**Instrução dada:**
Transcreva, sem qualquer alteração, o trecho do texto sobre a crise ecológica que abre com as palavras "POR MARGARIDA TEIXEIRA" e fecha com "bem verbalizado, evidentemente.".

**Texto de origem:**
--------------------

Segundo a Encíclica «Laudato Si», já o Papa Paulo VI se referia à problemática ecológica como uma crise dramática derivada da actividade descontrolada do ser humano, sublinhando a necessidade urgente de uma mudança radical. Por mais progressos tecnológicos e económicos que hajam, se não estiverem ligados ao progresso social, tudo colapsa. O Papa João Paulo II voltou a falar no assunto. O Papa Bento XVI regressou novamente ao assunto. O Papa Francisco voltou a falar do assunto e escreveu a Encíclica «Laudato Si» e «Fratelli Tutti»
POR MARGARIDA TEIXEIRA DE SOUSA

Voltei a ver na semana passada um documentário que me deixou um pouco desconcertada, mas simultaneamente inspirada e com a certeza de que quero deixar o mundo melhor: Pope Francis: a Man of His Word. A certa altura diz o Papa Francisco literalmente estas palavras: «E se hoje me perguntarem quem para mim é o mais pobre dos pobres, eu diria: A Mãe Terra!»

Fiquei abesbílica, pois esperava ouvir «os sem abrigo», «os refugiados», «as crianças». É a Terra, o Planeta Terra. E o tema não é novo. Mas, assim sendo, o que importa o resto? Se no final do dia eu tenho o meu dinheiro, a minha casa, a minha família ou os meus amigos? Sempre com o pronome possessivo bem verbalizado, evidentemente.

Quando eu tinha 16 anos, a minha mãe ofereceu-me um livro chamado A verdade Inconveniente, de Al Gore. Foi dos livros que mais me marcou até hoje. Deixou-me na altura com mixed feelings: de raiva, porque as pessoas à minha volta não estavam a perceber a gravidade da situação; desorientada, porque na altura eu nem reciclagem fazia e o assunto nada me dizia. Mas a verdade é que sou apaixonada pela vida, pelas pessoas, pela natureza e acho o mundo demasiado belo e incrível para sermos negligentes no seu cuidado. E a semente do livro ficou.

Desde então o tema tem vindo a ser cada vez mais abordado e com mais intervenções a nível nacional e mundial, mas de facto há um sentimento transversal à sociedade que é «estou bem aqui no meu cantinho», mas «a verdade sobre a crise climática é inconveniente porque significa que vamos ter de mudar a maneira como vivemos», como diz Al Gore.

E, mais uma vez, entra em cena a nossa resistência: «Mudar? Mudar a maneira como vivemos? A vida já é uma trabalheira, com 1001 coisas para fazer! Mudar o quê?»

Mas também há outra frase de Al Gore em que nos diz «as verdades inconvenientes não desaparecem apenas porque não são vistas. Quando não lhes damos respostas, a sua relevância não diminui, aumenta».

Segundo este livro, aqui ficam três factos do planeta que sofre, sendo que para mim o último é o mais importante. Tratando-se de alterações de comportamento, é precisamente aí que podemos fazer a diferença.

--------------------

Registos de dados:

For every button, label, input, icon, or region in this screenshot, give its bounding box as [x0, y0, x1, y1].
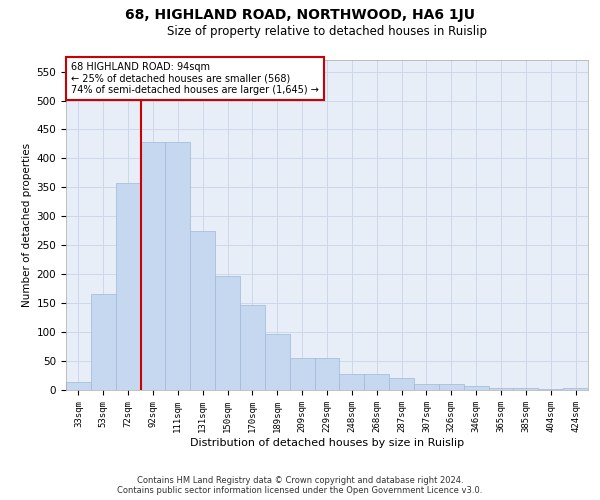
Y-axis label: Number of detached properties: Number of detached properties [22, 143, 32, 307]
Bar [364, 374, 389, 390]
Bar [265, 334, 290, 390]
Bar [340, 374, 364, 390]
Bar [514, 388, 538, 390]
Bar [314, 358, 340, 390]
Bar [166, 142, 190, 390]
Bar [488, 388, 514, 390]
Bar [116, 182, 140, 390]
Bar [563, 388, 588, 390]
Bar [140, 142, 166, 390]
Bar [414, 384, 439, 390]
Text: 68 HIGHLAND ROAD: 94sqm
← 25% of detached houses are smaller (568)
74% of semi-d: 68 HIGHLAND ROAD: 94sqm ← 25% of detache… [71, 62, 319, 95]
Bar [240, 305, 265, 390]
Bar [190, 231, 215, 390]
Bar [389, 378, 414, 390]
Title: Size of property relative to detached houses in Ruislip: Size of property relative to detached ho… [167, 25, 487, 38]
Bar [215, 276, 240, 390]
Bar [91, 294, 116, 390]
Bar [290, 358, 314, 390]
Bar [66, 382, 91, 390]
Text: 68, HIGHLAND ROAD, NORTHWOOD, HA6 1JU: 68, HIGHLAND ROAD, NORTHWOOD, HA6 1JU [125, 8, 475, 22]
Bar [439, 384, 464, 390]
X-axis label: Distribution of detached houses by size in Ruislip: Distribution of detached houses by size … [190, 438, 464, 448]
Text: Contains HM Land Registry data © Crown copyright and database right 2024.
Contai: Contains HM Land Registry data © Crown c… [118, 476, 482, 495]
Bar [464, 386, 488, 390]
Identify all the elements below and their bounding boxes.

--------------------

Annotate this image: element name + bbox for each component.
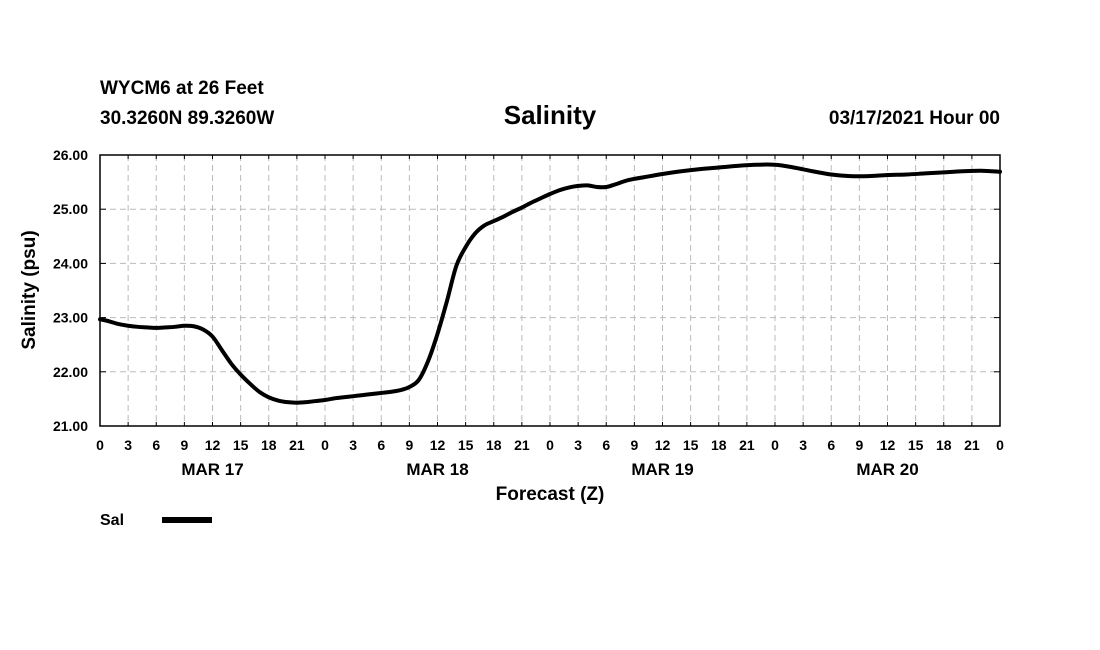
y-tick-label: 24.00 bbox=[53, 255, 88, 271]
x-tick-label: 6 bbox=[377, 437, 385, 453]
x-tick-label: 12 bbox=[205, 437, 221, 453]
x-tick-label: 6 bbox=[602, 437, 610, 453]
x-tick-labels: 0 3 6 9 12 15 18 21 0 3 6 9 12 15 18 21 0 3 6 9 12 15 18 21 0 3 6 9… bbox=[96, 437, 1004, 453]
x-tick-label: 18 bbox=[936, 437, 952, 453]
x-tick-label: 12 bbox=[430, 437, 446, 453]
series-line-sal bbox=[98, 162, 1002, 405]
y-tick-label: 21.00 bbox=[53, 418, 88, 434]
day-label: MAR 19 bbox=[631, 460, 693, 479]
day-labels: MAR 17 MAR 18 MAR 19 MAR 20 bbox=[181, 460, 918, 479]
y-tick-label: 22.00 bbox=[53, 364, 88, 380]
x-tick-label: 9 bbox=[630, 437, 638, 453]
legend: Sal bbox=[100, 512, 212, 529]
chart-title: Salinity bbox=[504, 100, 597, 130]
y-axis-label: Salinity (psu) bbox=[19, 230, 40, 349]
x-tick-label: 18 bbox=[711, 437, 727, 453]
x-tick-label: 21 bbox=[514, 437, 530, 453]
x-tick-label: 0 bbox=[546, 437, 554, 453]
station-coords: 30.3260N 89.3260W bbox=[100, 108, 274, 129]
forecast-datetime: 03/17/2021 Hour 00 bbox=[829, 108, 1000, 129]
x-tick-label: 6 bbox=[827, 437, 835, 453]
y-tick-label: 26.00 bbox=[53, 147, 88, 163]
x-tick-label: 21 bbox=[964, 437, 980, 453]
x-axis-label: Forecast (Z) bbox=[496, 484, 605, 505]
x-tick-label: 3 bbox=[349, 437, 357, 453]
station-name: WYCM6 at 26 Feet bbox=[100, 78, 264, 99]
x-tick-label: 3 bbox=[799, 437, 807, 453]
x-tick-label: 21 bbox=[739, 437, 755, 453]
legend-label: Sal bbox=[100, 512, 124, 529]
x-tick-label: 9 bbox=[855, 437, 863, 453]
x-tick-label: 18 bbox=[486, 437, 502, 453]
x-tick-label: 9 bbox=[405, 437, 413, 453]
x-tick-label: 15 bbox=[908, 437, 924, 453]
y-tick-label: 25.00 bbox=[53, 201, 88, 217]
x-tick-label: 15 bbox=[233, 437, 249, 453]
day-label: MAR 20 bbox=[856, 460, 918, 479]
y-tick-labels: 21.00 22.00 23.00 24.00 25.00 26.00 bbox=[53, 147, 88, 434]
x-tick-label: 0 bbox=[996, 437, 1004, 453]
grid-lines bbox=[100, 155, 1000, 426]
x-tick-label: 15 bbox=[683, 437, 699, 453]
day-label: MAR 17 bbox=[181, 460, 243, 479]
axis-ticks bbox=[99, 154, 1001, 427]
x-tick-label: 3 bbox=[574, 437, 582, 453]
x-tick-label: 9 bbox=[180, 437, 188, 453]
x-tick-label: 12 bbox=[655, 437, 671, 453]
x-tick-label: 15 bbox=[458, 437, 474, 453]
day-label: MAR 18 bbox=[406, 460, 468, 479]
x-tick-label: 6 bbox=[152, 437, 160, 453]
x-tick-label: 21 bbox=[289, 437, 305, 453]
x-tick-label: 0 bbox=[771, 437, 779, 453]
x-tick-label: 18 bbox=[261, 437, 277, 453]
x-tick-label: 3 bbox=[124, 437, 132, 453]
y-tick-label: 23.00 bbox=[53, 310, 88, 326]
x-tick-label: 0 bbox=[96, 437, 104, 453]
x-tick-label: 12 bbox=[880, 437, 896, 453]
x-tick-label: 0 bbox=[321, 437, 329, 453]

--------------------

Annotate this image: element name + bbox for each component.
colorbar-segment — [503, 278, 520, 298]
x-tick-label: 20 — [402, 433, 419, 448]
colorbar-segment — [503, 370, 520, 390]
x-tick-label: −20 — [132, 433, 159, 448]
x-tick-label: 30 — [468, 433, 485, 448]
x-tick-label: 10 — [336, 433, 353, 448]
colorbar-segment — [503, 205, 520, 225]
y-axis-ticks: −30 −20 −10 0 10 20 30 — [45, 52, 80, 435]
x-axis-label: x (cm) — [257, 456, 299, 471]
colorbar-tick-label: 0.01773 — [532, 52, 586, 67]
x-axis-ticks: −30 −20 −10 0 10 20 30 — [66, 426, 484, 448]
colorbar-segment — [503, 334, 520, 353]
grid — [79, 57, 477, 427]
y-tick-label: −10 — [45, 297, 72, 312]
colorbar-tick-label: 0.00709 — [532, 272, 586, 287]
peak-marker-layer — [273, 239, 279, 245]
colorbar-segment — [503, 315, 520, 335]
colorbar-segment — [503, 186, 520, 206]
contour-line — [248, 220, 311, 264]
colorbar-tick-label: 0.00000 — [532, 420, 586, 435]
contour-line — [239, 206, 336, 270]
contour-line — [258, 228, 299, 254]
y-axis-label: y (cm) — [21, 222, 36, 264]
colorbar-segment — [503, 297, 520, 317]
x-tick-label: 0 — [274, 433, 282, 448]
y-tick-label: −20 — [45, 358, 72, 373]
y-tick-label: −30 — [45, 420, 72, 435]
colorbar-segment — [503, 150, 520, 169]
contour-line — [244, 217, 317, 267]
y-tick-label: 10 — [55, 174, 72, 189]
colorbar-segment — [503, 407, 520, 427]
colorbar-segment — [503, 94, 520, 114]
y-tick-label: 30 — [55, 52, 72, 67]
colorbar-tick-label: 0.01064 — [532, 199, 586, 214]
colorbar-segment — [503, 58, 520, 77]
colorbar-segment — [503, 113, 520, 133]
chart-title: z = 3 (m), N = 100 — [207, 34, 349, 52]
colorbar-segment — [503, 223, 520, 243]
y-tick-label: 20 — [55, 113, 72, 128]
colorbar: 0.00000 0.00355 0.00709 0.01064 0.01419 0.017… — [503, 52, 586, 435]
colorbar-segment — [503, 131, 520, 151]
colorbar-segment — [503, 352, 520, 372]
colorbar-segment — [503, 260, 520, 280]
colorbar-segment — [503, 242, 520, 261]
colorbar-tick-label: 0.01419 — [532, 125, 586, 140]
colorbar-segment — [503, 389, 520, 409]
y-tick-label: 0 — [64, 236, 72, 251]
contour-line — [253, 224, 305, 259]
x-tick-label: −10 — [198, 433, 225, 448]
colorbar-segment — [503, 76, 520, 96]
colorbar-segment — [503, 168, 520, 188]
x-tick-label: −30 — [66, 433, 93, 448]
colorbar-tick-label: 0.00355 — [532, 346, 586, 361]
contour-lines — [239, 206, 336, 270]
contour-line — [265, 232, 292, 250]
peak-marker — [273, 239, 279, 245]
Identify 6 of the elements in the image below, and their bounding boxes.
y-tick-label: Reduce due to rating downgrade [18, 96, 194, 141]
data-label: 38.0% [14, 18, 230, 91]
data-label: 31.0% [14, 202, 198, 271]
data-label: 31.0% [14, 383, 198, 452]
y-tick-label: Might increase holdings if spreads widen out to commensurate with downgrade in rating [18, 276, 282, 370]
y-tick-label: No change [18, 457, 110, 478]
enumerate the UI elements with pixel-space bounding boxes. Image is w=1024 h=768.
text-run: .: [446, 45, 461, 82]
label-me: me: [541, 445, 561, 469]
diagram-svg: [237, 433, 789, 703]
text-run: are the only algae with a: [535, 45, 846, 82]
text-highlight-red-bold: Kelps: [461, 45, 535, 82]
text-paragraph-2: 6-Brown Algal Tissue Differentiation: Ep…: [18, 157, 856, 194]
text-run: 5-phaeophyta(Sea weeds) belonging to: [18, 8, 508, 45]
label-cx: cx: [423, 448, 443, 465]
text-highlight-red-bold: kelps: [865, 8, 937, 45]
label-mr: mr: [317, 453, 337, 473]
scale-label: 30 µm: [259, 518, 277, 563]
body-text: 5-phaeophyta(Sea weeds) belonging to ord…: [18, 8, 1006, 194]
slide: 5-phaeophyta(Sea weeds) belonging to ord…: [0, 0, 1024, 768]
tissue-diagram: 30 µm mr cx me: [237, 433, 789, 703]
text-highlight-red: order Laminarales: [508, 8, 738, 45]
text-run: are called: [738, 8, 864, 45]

--------------------

**Resultado do exercício:**
POR MARGARIDA TEIXEIRA DE SOUSA

Voltei a ver na semana passada um documentário que me deixou um pouco desconcertada, mas simultaneamente inspirada e com a certeza de que quero deixar o mundo melhor: Pope Francis: a Man of His Word. A certa altura diz o Papa Francisco literalmente estas palavras: «E se hoje me perguntarem quem para mim é o mais pobre dos pobres, eu diria: A Mãe Terra!»

Fiquei abesbílica, pois esperava ouvir «os sem abrigo», «os refugiados», «as crianças». É a Terra, o Planeta Terra. E o tema não é novo. Mas, assim sendo, o que importa o resto? Se no final do dia eu tenho o meu dinheiro, a minha casa, a minha família ou os meus amigos? Sempre com o pronome possessivo bem verbalizado, evidentemente.